> [ANHAND DER ANGABEN]:
1. Gib den Abschnitt der Albumrezension zwischen „Los gehts mit“ und „Gespür für Dramaturgie!“ einschließlich wortgetreu aus.
2. Schreibe die Albumrezension im Anschluss an ihren letzten Satz weiter.

> [TEXTAUSZUG]:
--------------------
Los gehts mit einem als solches auch titulierten Intro und schon hat einen die Band in ihrem Bann. Die unzähligen Schnipsel verschrobener Zitate, die gekonnt zwischen (und teilweise auch in) die Lieder gestreut wurden, schaffen es, eine sehr ausdrucksstarke, tiefgründige und doch sogleich packende Atmosphäre zu erzeugen, in der der Hörer nicht den Eindruck platter Phrasendrescherei bekommt, sondern die bewusste Auswahl intensiv hinterfragt. Zitate wie beim fünften Track „Take It“ („Wie stehen die Chancen, Herr Doktor?“ „Die Chance ist, ein winziger Teil im Gehirn zerbricht und plötzlich hat die Welt kein Gesicht mehr. Die Chance ist, eine Blutung im Hirn und die Welt steht still“) wirken in ihrem Kontext unheimlich nach und bescheinigen dem Quartett zumindest ein gutes Gespür für Dramaturgie!
--------------------
> [ANGEZEIGTE DATEN]:
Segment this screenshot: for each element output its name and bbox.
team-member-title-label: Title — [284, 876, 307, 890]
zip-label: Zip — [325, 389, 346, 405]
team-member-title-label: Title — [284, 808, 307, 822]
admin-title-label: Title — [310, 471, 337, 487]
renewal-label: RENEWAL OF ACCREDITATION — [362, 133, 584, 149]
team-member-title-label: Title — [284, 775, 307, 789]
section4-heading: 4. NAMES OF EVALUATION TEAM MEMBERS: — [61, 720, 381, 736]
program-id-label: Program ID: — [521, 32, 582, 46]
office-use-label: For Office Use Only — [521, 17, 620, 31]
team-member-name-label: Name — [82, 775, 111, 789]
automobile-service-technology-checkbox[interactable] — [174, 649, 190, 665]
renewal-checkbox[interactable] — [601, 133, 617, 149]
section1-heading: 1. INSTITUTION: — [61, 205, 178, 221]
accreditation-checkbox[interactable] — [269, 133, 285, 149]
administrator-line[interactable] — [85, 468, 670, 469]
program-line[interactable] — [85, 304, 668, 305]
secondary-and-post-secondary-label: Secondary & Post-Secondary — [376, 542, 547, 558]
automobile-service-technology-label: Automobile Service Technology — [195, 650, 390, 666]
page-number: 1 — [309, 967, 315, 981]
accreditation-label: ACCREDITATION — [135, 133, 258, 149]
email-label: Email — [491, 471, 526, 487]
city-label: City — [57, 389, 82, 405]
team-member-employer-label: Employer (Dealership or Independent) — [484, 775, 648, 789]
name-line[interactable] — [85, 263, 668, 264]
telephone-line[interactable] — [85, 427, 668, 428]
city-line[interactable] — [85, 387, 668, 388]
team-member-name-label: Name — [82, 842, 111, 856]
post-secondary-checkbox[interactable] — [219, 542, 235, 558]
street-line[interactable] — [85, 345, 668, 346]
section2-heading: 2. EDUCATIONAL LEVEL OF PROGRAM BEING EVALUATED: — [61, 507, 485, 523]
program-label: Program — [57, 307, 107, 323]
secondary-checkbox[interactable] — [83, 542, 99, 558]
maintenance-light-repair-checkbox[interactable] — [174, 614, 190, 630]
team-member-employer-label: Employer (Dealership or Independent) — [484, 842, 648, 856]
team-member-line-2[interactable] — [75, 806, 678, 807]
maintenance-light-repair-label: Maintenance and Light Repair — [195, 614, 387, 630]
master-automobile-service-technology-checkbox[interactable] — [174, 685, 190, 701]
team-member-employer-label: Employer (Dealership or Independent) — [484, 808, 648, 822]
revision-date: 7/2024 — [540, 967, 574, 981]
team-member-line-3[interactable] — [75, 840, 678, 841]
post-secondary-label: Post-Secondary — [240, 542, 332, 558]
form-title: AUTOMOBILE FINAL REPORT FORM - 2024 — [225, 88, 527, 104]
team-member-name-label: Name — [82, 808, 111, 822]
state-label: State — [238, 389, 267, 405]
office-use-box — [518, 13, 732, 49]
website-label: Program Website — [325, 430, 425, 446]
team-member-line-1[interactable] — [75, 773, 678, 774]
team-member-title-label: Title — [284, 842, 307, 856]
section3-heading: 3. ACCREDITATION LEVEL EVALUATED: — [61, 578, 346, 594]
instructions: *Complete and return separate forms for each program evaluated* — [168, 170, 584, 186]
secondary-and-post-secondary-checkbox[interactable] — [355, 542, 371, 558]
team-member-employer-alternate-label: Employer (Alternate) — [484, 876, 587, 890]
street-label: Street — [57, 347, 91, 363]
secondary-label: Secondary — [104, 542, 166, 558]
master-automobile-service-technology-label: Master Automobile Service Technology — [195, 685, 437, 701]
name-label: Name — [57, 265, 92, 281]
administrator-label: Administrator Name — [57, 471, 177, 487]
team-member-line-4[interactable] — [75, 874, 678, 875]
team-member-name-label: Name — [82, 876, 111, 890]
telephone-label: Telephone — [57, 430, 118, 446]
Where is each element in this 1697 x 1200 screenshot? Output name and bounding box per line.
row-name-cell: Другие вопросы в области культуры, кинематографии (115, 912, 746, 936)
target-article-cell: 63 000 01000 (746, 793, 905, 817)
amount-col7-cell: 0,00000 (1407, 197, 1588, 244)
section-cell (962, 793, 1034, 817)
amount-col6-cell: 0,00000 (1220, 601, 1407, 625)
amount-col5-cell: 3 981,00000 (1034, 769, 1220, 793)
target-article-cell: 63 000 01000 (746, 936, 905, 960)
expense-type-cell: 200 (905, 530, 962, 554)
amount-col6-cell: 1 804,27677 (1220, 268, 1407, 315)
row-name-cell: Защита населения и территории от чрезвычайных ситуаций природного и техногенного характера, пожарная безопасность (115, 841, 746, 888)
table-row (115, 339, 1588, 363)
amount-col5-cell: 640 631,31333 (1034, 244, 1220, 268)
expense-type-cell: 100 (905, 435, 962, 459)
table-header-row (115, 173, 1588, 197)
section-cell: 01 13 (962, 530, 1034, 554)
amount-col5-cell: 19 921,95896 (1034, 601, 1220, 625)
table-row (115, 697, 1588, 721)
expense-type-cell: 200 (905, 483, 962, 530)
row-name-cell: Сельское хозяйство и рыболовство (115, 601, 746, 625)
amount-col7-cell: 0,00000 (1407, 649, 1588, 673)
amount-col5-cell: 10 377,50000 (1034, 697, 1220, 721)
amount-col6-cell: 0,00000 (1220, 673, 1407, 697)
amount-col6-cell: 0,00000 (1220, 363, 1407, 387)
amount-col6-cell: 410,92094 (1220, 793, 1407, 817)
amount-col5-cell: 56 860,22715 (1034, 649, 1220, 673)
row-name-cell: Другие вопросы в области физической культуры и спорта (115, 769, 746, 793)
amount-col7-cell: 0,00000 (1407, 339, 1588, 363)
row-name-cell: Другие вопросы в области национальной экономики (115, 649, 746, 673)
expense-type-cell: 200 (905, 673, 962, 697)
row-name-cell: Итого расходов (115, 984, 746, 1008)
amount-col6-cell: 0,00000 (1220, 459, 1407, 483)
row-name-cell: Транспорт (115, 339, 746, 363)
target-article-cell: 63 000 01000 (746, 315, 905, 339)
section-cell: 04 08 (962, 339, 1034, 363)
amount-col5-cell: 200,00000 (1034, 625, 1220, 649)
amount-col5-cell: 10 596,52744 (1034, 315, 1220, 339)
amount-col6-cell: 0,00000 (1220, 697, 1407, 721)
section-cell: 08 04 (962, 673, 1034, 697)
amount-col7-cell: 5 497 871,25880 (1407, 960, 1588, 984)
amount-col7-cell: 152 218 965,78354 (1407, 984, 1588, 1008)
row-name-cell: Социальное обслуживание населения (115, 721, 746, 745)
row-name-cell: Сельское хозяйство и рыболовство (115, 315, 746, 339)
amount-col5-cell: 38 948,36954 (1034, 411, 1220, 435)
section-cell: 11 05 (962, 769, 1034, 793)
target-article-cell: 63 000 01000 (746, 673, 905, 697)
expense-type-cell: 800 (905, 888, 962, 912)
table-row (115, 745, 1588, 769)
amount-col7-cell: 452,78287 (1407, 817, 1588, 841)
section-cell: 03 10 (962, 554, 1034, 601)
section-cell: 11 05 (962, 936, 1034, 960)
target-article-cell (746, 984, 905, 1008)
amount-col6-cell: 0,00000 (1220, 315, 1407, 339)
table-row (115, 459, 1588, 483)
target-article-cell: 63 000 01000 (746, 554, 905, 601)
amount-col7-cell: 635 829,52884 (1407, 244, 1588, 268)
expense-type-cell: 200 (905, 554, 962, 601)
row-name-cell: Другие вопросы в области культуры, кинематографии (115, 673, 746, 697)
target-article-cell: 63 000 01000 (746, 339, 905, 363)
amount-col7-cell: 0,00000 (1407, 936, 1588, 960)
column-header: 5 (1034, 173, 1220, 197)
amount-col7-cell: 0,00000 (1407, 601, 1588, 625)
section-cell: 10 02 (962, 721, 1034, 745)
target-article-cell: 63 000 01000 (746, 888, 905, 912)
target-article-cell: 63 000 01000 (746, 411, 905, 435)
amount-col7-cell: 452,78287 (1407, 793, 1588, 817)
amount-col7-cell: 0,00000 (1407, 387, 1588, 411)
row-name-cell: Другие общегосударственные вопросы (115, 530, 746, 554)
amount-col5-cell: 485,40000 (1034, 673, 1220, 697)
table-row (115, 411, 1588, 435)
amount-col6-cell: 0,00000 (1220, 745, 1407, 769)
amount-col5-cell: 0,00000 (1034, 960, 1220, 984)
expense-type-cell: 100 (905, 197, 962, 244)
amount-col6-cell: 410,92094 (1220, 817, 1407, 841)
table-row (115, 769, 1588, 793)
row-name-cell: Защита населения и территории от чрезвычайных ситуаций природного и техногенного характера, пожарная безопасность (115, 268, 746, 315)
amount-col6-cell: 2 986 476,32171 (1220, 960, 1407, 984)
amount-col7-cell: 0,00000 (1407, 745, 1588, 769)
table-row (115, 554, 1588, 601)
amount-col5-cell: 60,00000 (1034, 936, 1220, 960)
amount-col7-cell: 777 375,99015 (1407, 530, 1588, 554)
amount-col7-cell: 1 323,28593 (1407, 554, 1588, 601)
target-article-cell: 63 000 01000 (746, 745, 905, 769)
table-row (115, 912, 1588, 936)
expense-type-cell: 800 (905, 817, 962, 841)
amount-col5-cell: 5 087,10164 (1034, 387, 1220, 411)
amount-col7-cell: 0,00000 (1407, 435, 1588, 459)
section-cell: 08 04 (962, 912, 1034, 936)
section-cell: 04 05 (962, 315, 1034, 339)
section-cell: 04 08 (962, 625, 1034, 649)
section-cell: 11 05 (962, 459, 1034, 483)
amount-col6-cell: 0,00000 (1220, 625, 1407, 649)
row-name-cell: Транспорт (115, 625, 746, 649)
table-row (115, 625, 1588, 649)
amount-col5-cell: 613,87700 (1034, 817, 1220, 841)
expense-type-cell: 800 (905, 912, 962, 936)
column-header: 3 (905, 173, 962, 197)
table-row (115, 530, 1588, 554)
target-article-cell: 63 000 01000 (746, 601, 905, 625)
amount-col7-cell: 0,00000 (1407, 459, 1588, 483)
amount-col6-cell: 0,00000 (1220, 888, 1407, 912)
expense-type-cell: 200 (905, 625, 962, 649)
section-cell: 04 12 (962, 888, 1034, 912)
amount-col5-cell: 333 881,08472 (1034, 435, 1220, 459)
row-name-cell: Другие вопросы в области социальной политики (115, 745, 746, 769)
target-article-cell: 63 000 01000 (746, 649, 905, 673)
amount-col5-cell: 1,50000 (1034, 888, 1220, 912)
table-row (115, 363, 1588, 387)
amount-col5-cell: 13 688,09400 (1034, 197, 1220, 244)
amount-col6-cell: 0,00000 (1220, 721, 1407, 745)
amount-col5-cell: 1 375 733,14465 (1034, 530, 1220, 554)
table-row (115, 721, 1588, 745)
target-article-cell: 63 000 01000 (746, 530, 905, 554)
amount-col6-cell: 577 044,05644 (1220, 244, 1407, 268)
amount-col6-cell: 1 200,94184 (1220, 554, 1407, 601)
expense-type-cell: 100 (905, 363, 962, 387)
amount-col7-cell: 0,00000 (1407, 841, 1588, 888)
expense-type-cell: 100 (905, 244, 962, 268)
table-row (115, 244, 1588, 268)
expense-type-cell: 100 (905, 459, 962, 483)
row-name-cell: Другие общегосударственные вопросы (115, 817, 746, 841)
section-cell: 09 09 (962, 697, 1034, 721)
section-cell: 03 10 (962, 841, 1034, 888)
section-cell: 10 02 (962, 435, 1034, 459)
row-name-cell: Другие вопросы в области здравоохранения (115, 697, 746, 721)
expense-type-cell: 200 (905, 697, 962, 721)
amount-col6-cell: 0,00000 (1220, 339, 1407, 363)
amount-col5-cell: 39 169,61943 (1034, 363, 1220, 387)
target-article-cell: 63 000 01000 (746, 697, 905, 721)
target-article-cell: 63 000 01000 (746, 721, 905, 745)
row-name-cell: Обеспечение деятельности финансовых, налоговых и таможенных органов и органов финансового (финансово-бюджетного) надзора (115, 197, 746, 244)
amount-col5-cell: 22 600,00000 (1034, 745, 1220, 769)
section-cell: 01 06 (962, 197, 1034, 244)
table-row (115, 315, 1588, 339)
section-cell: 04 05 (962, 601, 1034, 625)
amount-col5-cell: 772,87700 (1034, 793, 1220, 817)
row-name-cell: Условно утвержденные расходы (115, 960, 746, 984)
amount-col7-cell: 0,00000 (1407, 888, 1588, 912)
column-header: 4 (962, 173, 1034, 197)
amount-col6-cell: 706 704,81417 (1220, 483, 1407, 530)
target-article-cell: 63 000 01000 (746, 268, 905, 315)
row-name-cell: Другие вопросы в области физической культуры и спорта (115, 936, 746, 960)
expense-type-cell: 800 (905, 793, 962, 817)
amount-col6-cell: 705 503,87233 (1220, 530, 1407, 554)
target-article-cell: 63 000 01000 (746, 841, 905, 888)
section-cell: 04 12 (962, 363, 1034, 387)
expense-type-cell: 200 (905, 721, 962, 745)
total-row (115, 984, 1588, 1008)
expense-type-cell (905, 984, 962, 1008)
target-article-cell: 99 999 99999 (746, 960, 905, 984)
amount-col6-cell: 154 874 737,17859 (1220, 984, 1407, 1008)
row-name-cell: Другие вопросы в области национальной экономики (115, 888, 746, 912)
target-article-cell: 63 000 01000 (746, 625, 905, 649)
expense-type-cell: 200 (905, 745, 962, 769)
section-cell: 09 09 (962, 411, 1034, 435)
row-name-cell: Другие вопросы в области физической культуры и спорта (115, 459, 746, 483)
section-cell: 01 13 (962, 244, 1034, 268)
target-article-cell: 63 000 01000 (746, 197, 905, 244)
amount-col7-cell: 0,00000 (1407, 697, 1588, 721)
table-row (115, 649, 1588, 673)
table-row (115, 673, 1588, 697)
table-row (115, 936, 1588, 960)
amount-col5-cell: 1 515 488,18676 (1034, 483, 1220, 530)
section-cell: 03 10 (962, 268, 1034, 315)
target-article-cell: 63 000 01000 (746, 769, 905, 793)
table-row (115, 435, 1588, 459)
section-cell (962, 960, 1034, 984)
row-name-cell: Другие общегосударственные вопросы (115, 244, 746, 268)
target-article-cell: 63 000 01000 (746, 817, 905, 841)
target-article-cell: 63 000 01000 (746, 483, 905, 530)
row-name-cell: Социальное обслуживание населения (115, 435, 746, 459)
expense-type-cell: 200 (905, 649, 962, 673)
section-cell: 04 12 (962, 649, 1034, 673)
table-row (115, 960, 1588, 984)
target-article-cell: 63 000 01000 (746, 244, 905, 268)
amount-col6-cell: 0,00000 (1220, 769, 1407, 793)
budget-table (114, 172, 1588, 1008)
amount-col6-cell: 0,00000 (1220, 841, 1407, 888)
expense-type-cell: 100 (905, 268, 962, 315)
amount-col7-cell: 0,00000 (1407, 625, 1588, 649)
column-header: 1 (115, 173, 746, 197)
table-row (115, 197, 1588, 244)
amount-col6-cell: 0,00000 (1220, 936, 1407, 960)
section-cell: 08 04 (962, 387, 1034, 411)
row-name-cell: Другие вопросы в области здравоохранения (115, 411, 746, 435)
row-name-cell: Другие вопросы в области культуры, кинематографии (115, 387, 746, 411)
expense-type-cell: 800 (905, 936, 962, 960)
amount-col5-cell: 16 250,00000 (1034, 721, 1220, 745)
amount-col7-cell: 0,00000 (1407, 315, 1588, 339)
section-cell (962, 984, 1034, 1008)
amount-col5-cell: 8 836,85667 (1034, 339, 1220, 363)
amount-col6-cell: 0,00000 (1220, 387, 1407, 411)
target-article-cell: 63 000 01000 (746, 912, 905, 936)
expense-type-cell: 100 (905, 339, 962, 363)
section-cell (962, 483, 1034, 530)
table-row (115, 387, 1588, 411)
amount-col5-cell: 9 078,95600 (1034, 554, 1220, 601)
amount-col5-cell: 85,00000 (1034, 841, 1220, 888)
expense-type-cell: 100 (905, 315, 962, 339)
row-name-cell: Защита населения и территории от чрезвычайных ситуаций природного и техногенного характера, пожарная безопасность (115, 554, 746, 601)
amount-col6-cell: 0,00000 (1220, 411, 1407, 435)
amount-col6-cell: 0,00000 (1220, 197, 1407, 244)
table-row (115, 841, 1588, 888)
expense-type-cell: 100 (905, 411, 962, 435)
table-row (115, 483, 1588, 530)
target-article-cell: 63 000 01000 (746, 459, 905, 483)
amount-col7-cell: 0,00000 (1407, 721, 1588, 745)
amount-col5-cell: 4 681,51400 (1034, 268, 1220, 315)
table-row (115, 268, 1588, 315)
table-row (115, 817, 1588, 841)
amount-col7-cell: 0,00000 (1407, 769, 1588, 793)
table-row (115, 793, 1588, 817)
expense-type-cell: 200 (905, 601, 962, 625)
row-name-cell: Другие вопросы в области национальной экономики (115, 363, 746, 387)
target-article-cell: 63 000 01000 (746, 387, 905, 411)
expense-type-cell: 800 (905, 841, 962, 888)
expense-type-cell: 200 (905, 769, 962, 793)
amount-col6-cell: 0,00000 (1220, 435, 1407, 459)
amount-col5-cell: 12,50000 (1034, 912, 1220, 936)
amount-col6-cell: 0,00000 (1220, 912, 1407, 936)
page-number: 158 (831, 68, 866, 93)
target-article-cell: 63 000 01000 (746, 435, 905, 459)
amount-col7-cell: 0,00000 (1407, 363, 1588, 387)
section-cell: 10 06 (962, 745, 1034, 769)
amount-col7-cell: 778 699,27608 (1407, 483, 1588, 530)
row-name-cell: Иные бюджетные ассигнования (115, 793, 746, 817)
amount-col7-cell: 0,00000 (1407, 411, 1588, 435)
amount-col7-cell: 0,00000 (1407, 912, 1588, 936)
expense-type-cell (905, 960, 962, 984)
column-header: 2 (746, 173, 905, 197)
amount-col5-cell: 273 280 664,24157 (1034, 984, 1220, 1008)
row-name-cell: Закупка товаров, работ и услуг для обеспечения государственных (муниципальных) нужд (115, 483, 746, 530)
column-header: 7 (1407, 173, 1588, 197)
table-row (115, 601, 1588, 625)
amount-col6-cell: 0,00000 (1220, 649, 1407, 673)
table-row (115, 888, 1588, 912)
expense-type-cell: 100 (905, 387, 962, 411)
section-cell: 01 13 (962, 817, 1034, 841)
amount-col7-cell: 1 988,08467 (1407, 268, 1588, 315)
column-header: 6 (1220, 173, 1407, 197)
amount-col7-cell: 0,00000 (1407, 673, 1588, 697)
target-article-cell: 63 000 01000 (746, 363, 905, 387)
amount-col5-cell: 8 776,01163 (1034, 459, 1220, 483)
--------------------
> [LÖSUNGEN ZUR ÜBUNG]:
1.
Los gehts mit einem als solches auch titulierten Intro und schon hat einen die Band in ihrem Bann. Die unzähligen Schnipsel verschrobener Zitate, die gekonnt zwischen (und teilweise auch in) die Lieder gestreut wurden, schaffen es, eine sehr ausdrucksstarke, tiefgründige und doch sogleich packende Atmosphäre zu erzeugen, in der der Hörer nicht den Eindruck platter Phrasendrescherei bekommt, sondern die bewusste Auswahl intensiv hinterfragt. Zitate wie beim fünften Track „Take It“ („Wie stehen die Chancen, Herr Doktor?“ „Die Chance ist, ein winziger Teil im Gehirn zerbricht und plötzlich hat die Welt kein Gesicht mehr. Die Chance ist, eine Blutung im Hirn und die Welt steht still“) wirken in ihrem Kontext unheimlich nach und bescheinigen dem Quartett zumindest ein gutes Gespür für Dramaturgie!

2.
Das allein ist jedoch nicht viel wert, wenn auf der musikalischen Seite nicht ebenfalls alles im Lot ist. Wie klingt sie also, die Musik aus Soest? Völlig entnervt von dem Vorgeplänkel hat sich wahrscheinlich jeder eingefleischte KILL.KIM.NOVAK Fan schon die Fingerkuppen zerbissen und so will ich damit auch nicht länger hinterm Berg bleiben: Vorfreude unbegründet, ätsch, auf „03:05“ findet sich kein einziges neues Lied! Alveran Records haben ganz schlau die Zeit bis zum ersten Langeisen, welches im Herbst erscheinen soll genutzt, um die zwei Demos („Kopfleuchten“ 2003/“Kaskaden“ 2005) der Band remastert auf einer Scheiblette unters Volk zu bringen und somit die Bekanntheit der Band ordentlich zu steigern, bevor das eigentliche Album auf den Markt kommt. Clever gemacht und da ich die Band bisher nicht kannte auch absolut nicht störend. Wäre diese Tatsache nicht auf dem Promozettel erwähnt, ich hätte es nicht bemerkt und der etwas rumpelige Sound stört mich bei einer remasteten Zusammenstellung nicht weniger als bei nem neuen Album.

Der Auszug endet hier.